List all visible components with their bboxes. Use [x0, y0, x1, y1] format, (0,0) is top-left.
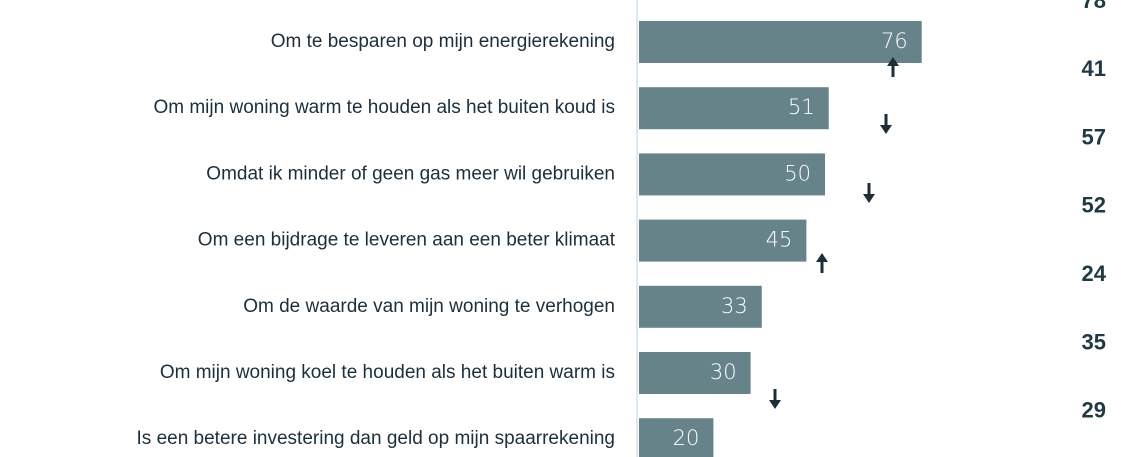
category-label: Om te besparen op mijn energierekening — [271, 31, 615, 52]
value-label: 30 — [710, 360, 737, 384]
value-label: 20 — [673, 426, 700, 450]
value-label: 33 — [721, 294, 748, 318]
value-label: 76 — [881, 29, 908, 53]
category-label: Omdat ik minder of geen gas meer wil geb… — [206, 163, 615, 184]
trend-arrow — [816, 253, 828, 273]
comparison-value: 35 — [1082, 329, 1106, 354]
bar — [639, 219, 807, 262]
value-label: 45 — [766, 228, 793, 252]
bar — [639, 87, 829, 130]
category-label: Om mijn woning warm te houden als het bu… — [153, 97, 615, 118]
comparison-value: 29 — [1082, 398, 1106, 423]
comparison-value: 41 — [1082, 56, 1106, 81]
trend-arrow — [887, 57, 899, 77]
category-label: Om een bijdrage te leveren aan een beter… — [198, 230, 616, 251]
trend-arrow — [863, 183, 875, 203]
trend-arrow — [880, 114, 892, 134]
category-label: Is een betere investering dan geld op mi… — [137, 428, 615, 449]
bar — [639, 153, 825, 196]
category-label: Om de waarde van mijn woning te verhogen — [243, 296, 615, 317]
value-label: 50 — [784, 161, 811, 185]
comparison-value: 78 — [1082, 0, 1106, 13]
bar — [639, 285, 762, 328]
bar — [639, 21, 922, 63]
comparison-value: 52 — [1082, 193, 1106, 218]
category-label: Om mijn woning koel te houden als het bu… — [160, 362, 615, 383]
comparison-value: 24 — [1082, 261, 1107, 286]
trend-arrow — [769, 389, 781, 409]
bar — [639, 418, 714, 457]
comparison-value: 57 — [1082, 124, 1106, 149]
value-label: 51 — [788, 95, 815, 119]
bar — [639, 352, 751, 394]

______________________________

== What is asked ==
Update the lines above so that every "trend-arrow" becomes "change-arrow", keeping everything else the same and leaving the picture out.

== Complete response ==
List all visible components with their bboxes. Use [x0, y0, x1, y1] format, (0,0) is top-left.
category-label: Om te besparen op mijn energierekening — [271, 31, 615, 52]
value-label: 30 — [710, 360, 737, 384]
value-label: 20 — [673, 426, 700, 450]
value-label: 33 — [721, 294, 748, 318]
value-label: 76 — [881, 29, 908, 53]
category-label: Omdat ik minder of geen gas meer wil geb… — [206, 163, 615, 184]
change-arrow — [816, 253, 828, 273]
comparison-value: 35 — [1082, 329, 1106, 354]
bar — [639, 219, 807, 262]
value-label: 45 — [766, 228, 793, 252]
bar — [639, 87, 829, 130]
category-label: Om mijn woning warm te houden als het bu… — [153, 97, 615, 118]
comparison-value: 29 — [1082, 398, 1106, 423]
comparison-value: 41 — [1082, 56, 1106, 81]
change-arrow — [887, 57, 899, 77]
category-label: Om een bijdrage te leveren aan een beter… — [198, 230, 616, 251]
change-arrow — [863, 183, 875, 203]
change-arrow — [880, 114, 892, 134]
category-label: Is een betere investering dan geld op mi… — [137, 428, 615, 449]
bar — [639, 153, 825, 196]
category-label: Om de waarde van mijn woning te verhogen — [243, 296, 615, 317]
value-label: 50 — [784, 161, 811, 185]
comparison-value: 78 — [1082, 0, 1106, 13]
bar — [639, 285, 762, 328]
bar — [639, 21, 922, 63]
comparison-value: 52 — [1082, 193, 1106, 218]
category-label: Om mijn woning koel te houden als het bu… — [160, 362, 615, 383]
comparison-value: 24 — [1082, 261, 1107, 286]
change-arrow — [769, 389, 781, 409]
bar — [639, 418, 714, 457]
comparison-value: 57 — [1082, 124, 1106, 149]
value-label: 51 — [788, 95, 815, 119]
bar — [639, 352, 751, 394]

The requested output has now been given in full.